Description of the task:
Locate the word "farthest" in the entries below, then gather every line that holds it.

Recorded data
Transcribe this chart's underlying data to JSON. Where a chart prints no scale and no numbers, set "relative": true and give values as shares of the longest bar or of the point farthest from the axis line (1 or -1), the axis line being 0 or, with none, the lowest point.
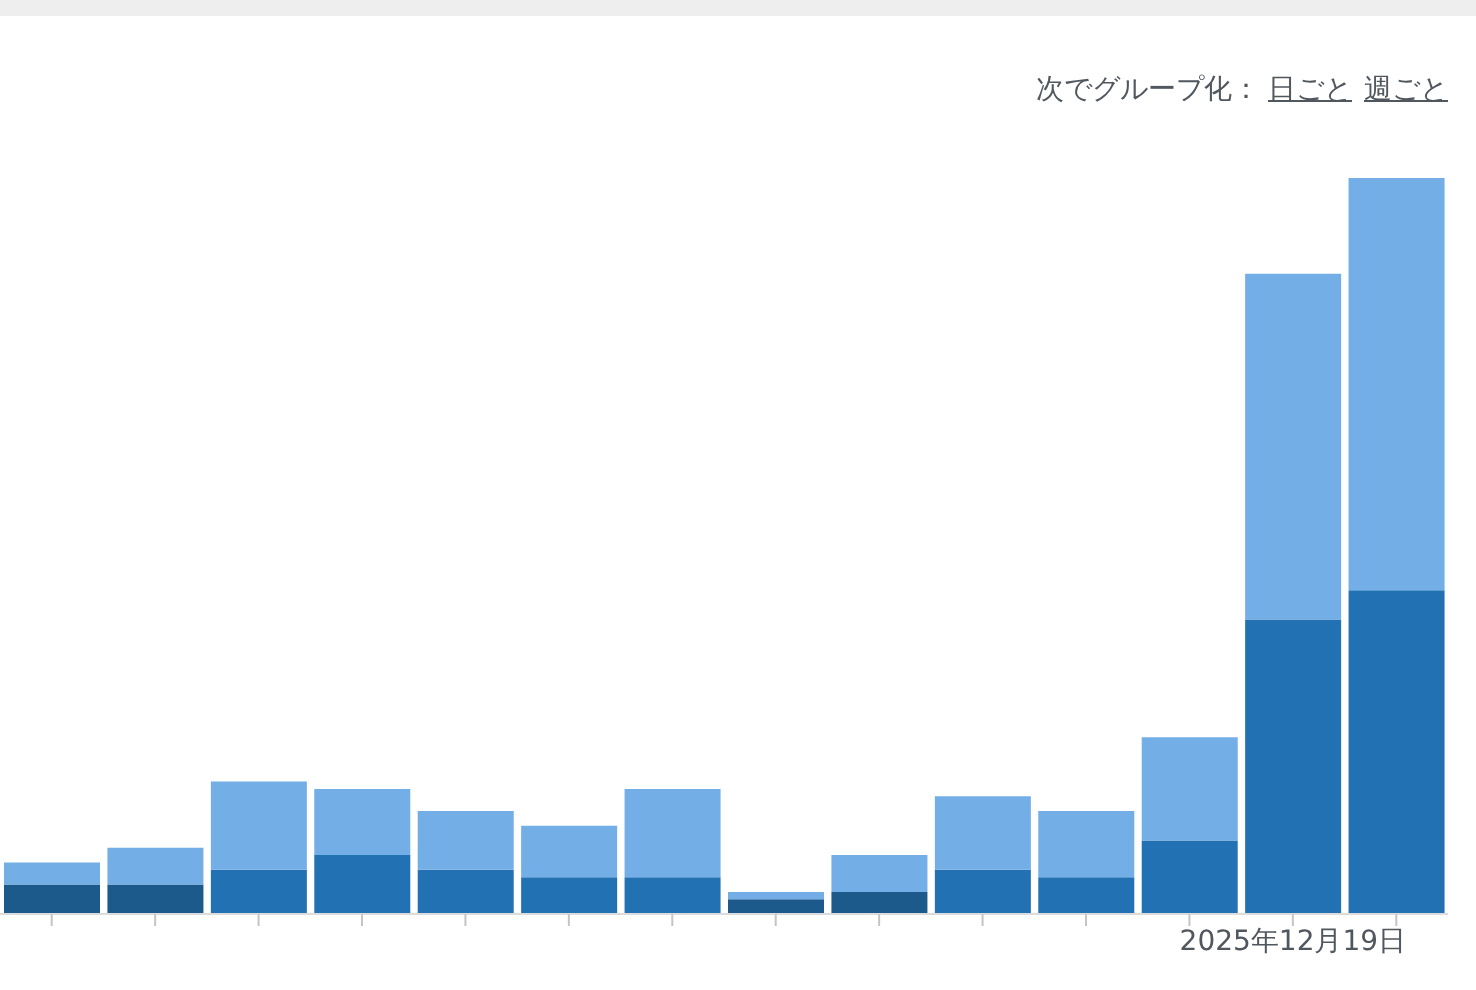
{
  "chart_data": {
    "type": "bar",
    "relative": true,
    "stacked": true,
    "legend": false,
    "annotations": [
      "次でグループ化：",
      "日ごと",
      "週ごと"
    ],
    "categories": [
      null,
      null,
      null,
      null,
      null,
      null,
      null,
      null,
      null,
      null,
      null,
      null,
      "2025年12月19日",
      null
    ],
    "series": [
      {
        "color": "#2271b3",
        "colors": [
          "#1d5a8c",
          "#1d5a8c",
          "#2271b3",
          "#2271b3",
          "#2271b3",
          "#2271b3",
          "#2271b3",
          "#1d5a8c",
          "#1d5a8c",
          "#2271b3",
          "#2271b3",
          "#2271b3",
          "#2271b3",
          "#2271b3"
        ],
        "values": [
          0.04,
          0.04,
          0.06,
          0.08,
          0.06,
          0.05,
          0.05,
          0.02,
          0.03,
          0.06,
          0.05,
          0.1,
          0.4,
          0.44
        ]
      },
      {
        "color": "#73aee6",
        "values": [
          0.03,
          0.05,
          0.12,
          0.09,
          0.08,
          0.07,
          0.12,
          0.01,
          0.05,
          0.1,
          0.09,
          0.14,
          0.47,
          0.56
        ]
      }
    ]
  }
}
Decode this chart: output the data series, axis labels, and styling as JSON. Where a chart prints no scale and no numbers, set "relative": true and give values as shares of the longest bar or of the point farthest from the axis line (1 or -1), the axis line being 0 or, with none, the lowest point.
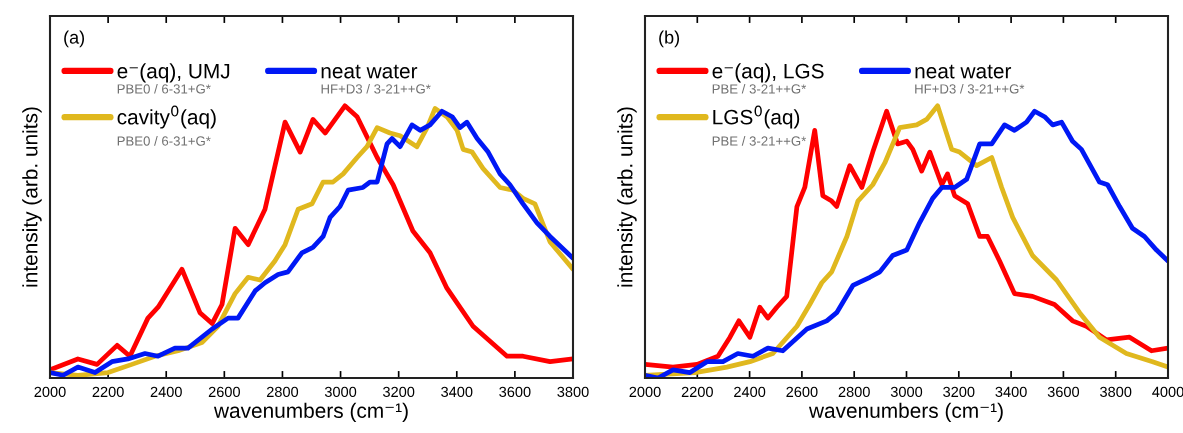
{
  "chart_data": [
    {
      "type": "line",
      "relative": true,
      "xlabel": "wavenumbers (cm⁻¹)",
      "ylabel": "intensity (arb. units)",
      "xlim": [
        2000,
        3800
      ],
      "xticks": [
        2000,
        2200,
        2400,
        2600,
        2800,
        3000,
        3200,
        3400,
        3600,
        3800
      ],
      "legend": "top left",
      "grid": false,
      "annotations": [
        "(a)",
        "PBE0 / 6-31+G*",
        "PBE0 / 6-31+G*",
        "HF+D3 / 3-21++G*"
      ],
      "series": [
        {
          "name": "e⁻(aq), UMJ",
          "color": "#ff0000",
          "x": [
            2000,
            2096,
            2162,
            2231,
            2275,
            2337,
            2372,
            2454,
            2516,
            2558,
            2592,
            2637,
            2682,
            2740,
            2809,
            2861,
            2905,
            2947,
            3015,
            3057,
            3126,
            3181,
            3249,
            3308,
            3366,
            3456,
            3573,
            3628,
            3721,
            3800
          ],
          "values": [
            0.03,
            0.07,
            0.05,
            0.12,
            0.08,
            0.22,
            0.26,
            0.4,
            0.24,
            0.2,
            0.27,
            0.55,
            0.49,
            0.62,
            0.94,
            0.83,
            0.95,
            0.9,
            1.0,
            0.96,
            0.81,
            0.71,
            0.54,
            0.46,
            0.33,
            0.19,
            0.08,
            0.08,
            0.06,
            0.07
          ]
        },
        {
          "name": "cavity$^{0}$(aq)",
          "color": "#e0b81e",
          "x": [
            2000,
            2096,
            2200,
            2282,
            2361,
            2441,
            2523,
            2578,
            2637,
            2682,
            2723,
            2774,
            2809,
            2854,
            2902,
            2940,
            2974,
            3009,
            3057,
            3091,
            3126,
            3170,
            3205,
            3263,
            3298,
            3325,
            3366,
            3401,
            3422,
            3453,
            3490,
            3549,
            3594,
            3628,
            3669,
            3721,
            3800
          ],
          "values": [
            0.02,
            0.01,
            0.02,
            0.05,
            0.08,
            0.1,
            0.13,
            0.19,
            0.31,
            0.37,
            0.36,
            0.43,
            0.49,
            0.62,
            0.64,
            0.72,
            0.72,
            0.75,
            0.81,
            0.85,
            0.92,
            0.9,
            0.89,
            0.85,
            0.92,
            0.99,
            0.96,
            0.91,
            0.84,
            0.83,
            0.77,
            0.7,
            0.69,
            0.66,
            0.64,
            0.5,
            0.4
          ]
        },
        {
          "name": "neat water",
          "color": "#0018f5",
          "x": [
            2000,
            2045,
            2096,
            2155,
            2213,
            2268,
            2327,
            2372,
            2430,
            2475,
            2558,
            2613,
            2647,
            2706,
            2740,
            2785,
            2819,
            2867,
            2905,
            2940,
            2964,
            2998,
            3026,
            3077,
            3101,
            3126,
            3160,
            3177,
            3205,
            3246,
            3274,
            3308,
            3349,
            3384,
            3411,
            3435,
            3470,
            3508,
            3549,
            3583,
            3628,
            3676,
            3721,
            3800
          ],
          "values": [
            0.02,
            0.01,
            0.04,
            0.02,
            0.06,
            0.07,
            0.09,
            0.08,
            0.11,
            0.11,
            0.18,
            0.22,
            0.22,
            0.32,
            0.35,
            0.38,
            0.39,
            0.46,
            0.48,
            0.52,
            0.59,
            0.63,
            0.69,
            0.7,
            0.72,
            0.72,
            0.86,
            0.88,
            0.85,
            0.93,
            0.91,
            0.93,
            0.98,
            0.96,
            0.92,
            0.94,
            0.88,
            0.83,
            0.75,
            0.71,
            0.64,
            0.57,
            0.52,
            0.44
          ]
        }
      ]
    },
    {
      "type": "line",
      "relative": true,
      "xlabel": "wavenumbers (cm⁻¹)",
      "ylabel": "intensity (arb. units)",
      "xlim": [
        2000,
        4000
      ],
      "xticks": [
        2000,
        2200,
        2400,
        2600,
        2800,
        3000,
        3200,
        3400,
        3600,
        3800,
        4000
      ],
      "legend": "top left",
      "grid": false,
      "annotations": [
        "(b)",
        "PBE / 3-21++G*",
        "PBE / 3-21++G*",
        "HF+D3 / 3-21++G*"
      ],
      "series": [
        {
          "name": "e⁻(aq), LGS",
          "color": "#ff0000",
          "x": [
            2000,
            2107,
            2199,
            2279,
            2325,
            2359,
            2401,
            2439,
            2470,
            2504,
            2542,
            2581,
            2611,
            2649,
            2680,
            2714,
            2733,
            2783,
            2829,
            2871,
            2924,
            2966,
            3001,
            3024,
            3058,
            3089,
            3135,
            3157,
            3184,
            3234,
            3280,
            3310,
            3356,
            3413,
            3482,
            3566,
            3635,
            3688,
            3765,
            3853,
            3937,
            4000
          ],
          "values": [
            0.05,
            0.04,
            0.05,
            0.08,
            0.15,
            0.21,
            0.15,
            0.26,
            0.22,
            0.26,
            0.3,
            0.63,
            0.7,
            0.91,
            0.67,
            0.65,
            0.63,
            0.78,
            0.7,
            0.83,
            0.98,
            0.86,
            0.87,
            0.84,
            0.76,
            0.83,
            0.71,
            0.75,
            0.67,
            0.64,
            0.52,
            0.52,
            0.43,
            0.31,
            0.3,
            0.27,
            0.21,
            0.19,
            0.14,
            0.15,
            0.1,
            0.11
          ]
        },
        {
          "name": "LGS$^{0}$(aq)",
          "color": "#e0b81e",
          "x": [
            2000,
            2191,
            2313,
            2401,
            2489,
            2581,
            2630,
            2676,
            2714,
            2772,
            2814,
            2871,
            2917,
            2974,
            3039,
            3077,
            3119,
            3173,
            3203,
            3268,
            3326,
            3364,
            3406,
            3482,
            3574,
            3662,
            3738,
            3841,
            3941,
            4000
          ],
          "values": [
            0.01,
            0.02,
            0.04,
            0.06,
            0.09,
            0.19,
            0.27,
            0.35,
            0.39,
            0.52,
            0.65,
            0.71,
            0.79,
            0.92,
            0.93,
            0.95,
            1.0,
            0.84,
            0.83,
            0.78,
            0.81,
            0.7,
            0.59,
            0.45,
            0.36,
            0.24,
            0.15,
            0.09,
            0.06,
            0.04
          ]
        },
        {
          "name": "neat water",
          "color": "#0018f5",
          "x": [
            2000,
            2050,
            2107,
            2172,
            2237,
            2298,
            2355,
            2413,
            2470,
            2527,
            2619,
            2695,
            2733,
            2795,
            2860,
            2898,
            2947,
            3001,
            3050,
            3100,
            3135,
            3184,
            3230,
            3280,
            3326,
            3375,
            3413,
            3459,
            3490,
            3528,
            3559,
            3593,
            3635,
            3669,
            3738,
            3769,
            3815,
            3864,
            3910,
            3956,
            4000
          ],
          "values": [
            0.01,
            0.0,
            0.03,
            0.02,
            0.06,
            0.06,
            0.09,
            0.08,
            0.11,
            0.1,
            0.18,
            0.21,
            0.24,
            0.34,
            0.37,
            0.39,
            0.45,
            0.47,
            0.57,
            0.66,
            0.7,
            0.7,
            0.73,
            0.86,
            0.86,
            0.93,
            0.91,
            0.94,
            0.98,
            0.96,
            0.93,
            0.94,
            0.87,
            0.84,
            0.72,
            0.71,
            0.63,
            0.55,
            0.52,
            0.47,
            0.43
          ]
        }
      ]
    }
  ]
}
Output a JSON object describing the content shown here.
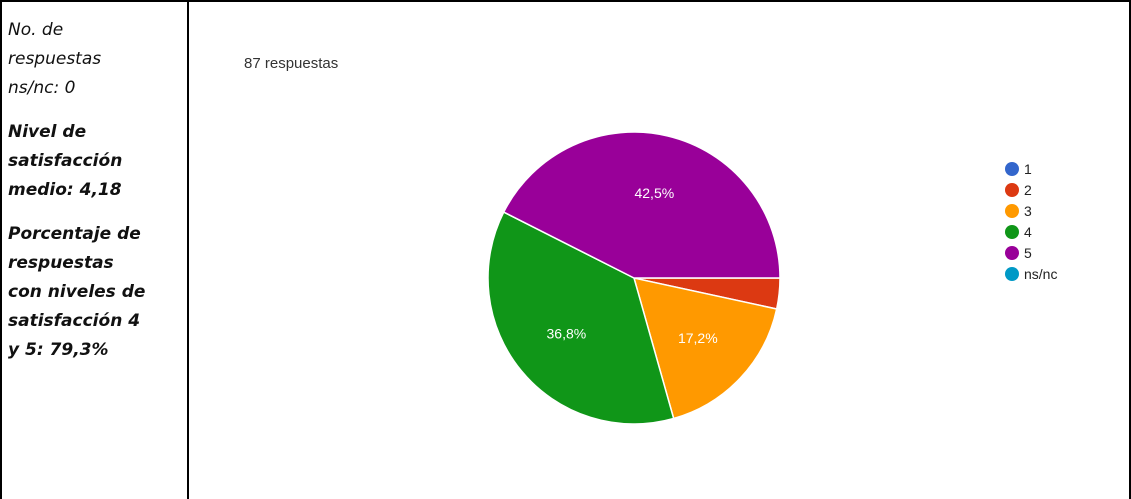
{
  "summary": {
    "line1": "No. de",
    "line2": "respuestas",
    "line3": "ns/nc: 0",
    "avg1": "Nivel de",
    "avg2": "satisfacción",
    "avg3": "medio: 4,18",
    "pct1": "Porcentaje de",
    "pct2": "respuestas",
    "pct3": "con niveles de",
    "pct4": "satisfacción 4",
    "pct5": "y 5: 79,3%"
  },
  "responses_label": "87 respuestas",
  "chart_data": {
    "type": "pie",
    "categories": [
      "1",
      "2",
      "3",
      "4",
      "5",
      "ns/nc"
    ],
    "values": [
      0,
      3.4,
      17.2,
      36.8,
      42.5,
      0
    ],
    "data_labels": [
      "",
      "",
      "17,2%",
      "36,8%",
      "42,5%",
      ""
    ],
    "colors": [
      "#3366cc",
      "#dc3912",
      "#ff9900",
      "#109618",
      "#990099",
      "#0099c6"
    ],
    "legend_position": "right"
  }
}
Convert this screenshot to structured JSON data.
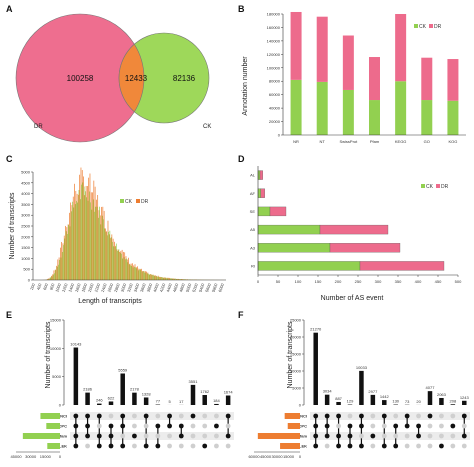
{
  "colors": {
    "ck": "#92d050",
    "dr": "#ed6b8c",
    "venn_overlap": "#f0883a",
    "orange": "#ed7d31",
    "bar": "#111111",
    "dot_off": "#cfcfcf"
  },
  "panel_labels": {
    "a": "A",
    "b": "B",
    "c": "C",
    "d": "D",
    "e": "E",
    "f": "F"
  },
  "chart_data": [
    {
      "panel": "A",
      "type": "venn",
      "sets": [
        {
          "name": "DR",
          "only": 100258
        },
        {
          "name": "CK",
          "only": 82136
        }
      ],
      "overlap": 12433
    },
    {
      "panel": "B",
      "type": "bar",
      "stacked": true,
      "categories": [
        "NR",
        "NT",
        "SwissProt",
        "Pfam",
        "KEGG",
        "GO",
        "KOG"
      ],
      "series": [
        {
          "name": "CK",
          "values": [
            82000,
            79000,
            67000,
            52000,
            80000,
            52000,
            51000
          ]
        },
        {
          "name": "DR",
          "values": [
            101000,
            97000,
            81000,
            64000,
            100000,
            63000,
            62000
          ]
        }
      ],
      "ylabel": "Annotation number",
      "ylim": [
        0,
        180000
      ],
      "yticks": [
        "0",
        "20000",
        "40000",
        "60000",
        "80000",
        "100000",
        "120000",
        "140000",
        "160000",
        "180000"
      ],
      "legend": "top-right",
      "grid": false
    },
    {
      "panel": "C",
      "type": "bar",
      "histogram": true,
      "series": [
        {
          "name": "CK"
        },
        {
          "name": "DR"
        }
      ],
      "xlabel": "Length of transcripts",
      "ylabel": "Number of transcripts",
      "ylim": [
        0,
        5000
      ],
      "yticks": [
        "0",
        "500",
        "1000",
        "1500",
        "2000",
        "2500",
        "3000",
        "3500",
        "4000",
        "4500",
        "5000"
      ],
      "xticks": [
        "200",
        "400",
        "600",
        "800",
        "1000",
        "1200",
        "1400",
        "1600",
        "1800",
        "2000",
        "2200",
        "2400",
        "2600",
        "2800",
        "3000",
        "3200",
        "3400",
        "3600",
        "3800",
        "4000",
        "4200",
        "4400",
        "4600",
        "4800",
        "5000",
        "5200",
        "5400",
        "5600",
        "5800",
        "6000"
      ],
      "legend": "top-center"
    },
    {
      "panel": "D",
      "type": "bar",
      "horizontal": true,
      "stacked": true,
      "categories": [
        "AL",
        "AF",
        "SE",
        "A5",
        "A3",
        "RI"
      ],
      "series": [
        {
          "name": "CK",
          "values": [
            5,
            7,
            30,
            155,
            180,
            255
          ]
        },
        {
          "name": "DR",
          "values": [
            7,
            10,
            40,
            170,
            175,
            210
          ]
        }
      ],
      "xlabel": "Number of AS event",
      "xlim": [
        0,
        500
      ],
      "xticks": [
        "0",
        "50",
        "100",
        "150",
        "200",
        "250",
        "300",
        "350",
        "400",
        "450",
        "500"
      ],
      "legend": "top-right"
    },
    {
      "panel": "E",
      "type": "upset",
      "ylabel": "Number of transcripts",
      "ylim": [
        0,
        15000
      ],
      "yticks": [
        "0",
        "5000",
        "10000",
        "15000"
      ],
      "sets": [
        "CNCI",
        "CPC",
        "Pfam",
        "PLEK"
      ],
      "set_size_scale": [
        "45000",
        "30000",
        "15000",
        "0"
      ],
      "intersections": [
        {
          "value": 10143,
          "label": "10143",
          "members": [
            1,
            1,
            1,
            1
          ]
        },
        {
          "value": 2186,
          "label": "2186",
          "members": [
            1,
            1,
            1,
            0
          ]
        },
        {
          "value": 246,
          "label": "246",
          "members": [
            1,
            0,
            1,
            1
          ]
        },
        {
          "value": 622,
          "label": "622",
          "members": [
            0,
            1,
            1,
            1
          ]
        },
        {
          "value": 5559,
          "label": "5559",
          "members": [
            1,
            1,
            0,
            1
          ]
        },
        {
          "value": 2178,
          "label": "2178",
          "members": [
            0,
            0,
            1,
            0
          ]
        },
        {
          "value": 1328,
          "label": "1328",
          "members": [
            1,
            0,
            0,
            1
          ]
        },
        {
          "value": 77,
          "label": "77",
          "members": [
            0,
            1,
            0,
            1
          ]
        },
        {
          "value": 5,
          "label": "5",
          "members": [
            1,
            1,
            0,
            0
          ]
        },
        {
          "value": 17,
          "label": "17",
          "members": [
            0,
            1,
            1,
            0
          ]
        },
        {
          "value": 3551,
          "label": "3551",
          "members": [
            1,
            0,
            0,
            0
          ]
        },
        {
          "value": 1762,
          "label": "1762",
          "members": [
            0,
            0,
            0,
            1
          ]
        },
        {
          "value": 184,
          "label": "184",
          "members": [
            0,
            1,
            0,
            0
          ]
        },
        {
          "value": 1674,
          "label": "1674",
          "members": [
            1,
            0,
            1,
            0
          ]
        }
      ],
      "set_sizes": [
        20000,
        14000,
        38000,
        13000
      ]
    },
    {
      "panel": "F",
      "type": "upset",
      "ylabel": "Number of transcripts",
      "ylim": [
        0,
        25000
      ],
      "yticks": [
        "0",
        "5000",
        "10000",
        "15000",
        "20000",
        "25000"
      ],
      "sets": [
        "CNCI",
        "CPC",
        "Pfam",
        "PLEK"
      ],
      "set_size_scale": [
        "60000",
        "45000",
        "30000",
        "15000",
        "0"
      ],
      "intersections": [
        {
          "value": 21270,
          "label": "21270",
          "members": [
            1,
            1,
            1,
            1
          ]
        },
        {
          "value": 3034,
          "label": "3034",
          "members": [
            1,
            1,
            1,
            0
          ]
        },
        {
          "value": 887,
          "label": "887",
          "members": [
            1,
            0,
            1,
            1
          ]
        },
        {
          "value": 129,
          "label": "129",
          "members": [
            0,
            1,
            1,
            1
          ]
        },
        {
          "value": 10033,
          "label": "10033",
          "members": [
            1,
            1,
            0,
            1
          ]
        },
        {
          "value": 2977,
          "label": "2977",
          "members": [
            0,
            0,
            1,
            0
          ]
        },
        {
          "value": 1442,
          "label": "1442",
          "members": [
            1,
            0,
            0,
            1
          ]
        },
        {
          "value": 130,
          "label": "130",
          "members": [
            0,
            1,
            0,
            1
          ]
        },
        {
          "value": 73,
          "label": "73",
          "members": [
            1,
            1,
            0,
            0
          ]
        },
        {
          "value": 20,
          "label": "20",
          "members": [
            0,
            1,
            1,
            0
          ]
        },
        {
          "value": 4077,
          "label": "4077",
          "members": [
            1,
            0,
            0,
            0
          ]
        },
        {
          "value": 2063,
          "label": "2063",
          "members": [
            0,
            0,
            0,
            1
          ]
        },
        {
          "value": 208,
          "label": "208",
          "members": [
            0,
            1,
            0,
            0
          ]
        },
        {
          "value": 1243,
          "label": "1243",
          "members": [
            1,
            0,
            1,
            0
          ]
        }
      ],
      "set_sizes": [
        20000,
        16000,
        55000,
        26000
      ]
    }
  ]
}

Written reply:
Transcribe this chart's underlying data to JSON. Where a chart prints no scale and no numbers, set "relative": true and give values as shares of the longest bar or of the point farthest from the axis line (1 or -1), the axis line being 0 or, with none, the lowest point.
Decode this chart: output the data series, axis labels, and styling as JSON. Where a chart prints no scale and no numbers, set "relative": true and give values as shares of the longest bar or of the point farthest from the axis line (1 or -1), the axis line being 0 or, with none, the lowest point.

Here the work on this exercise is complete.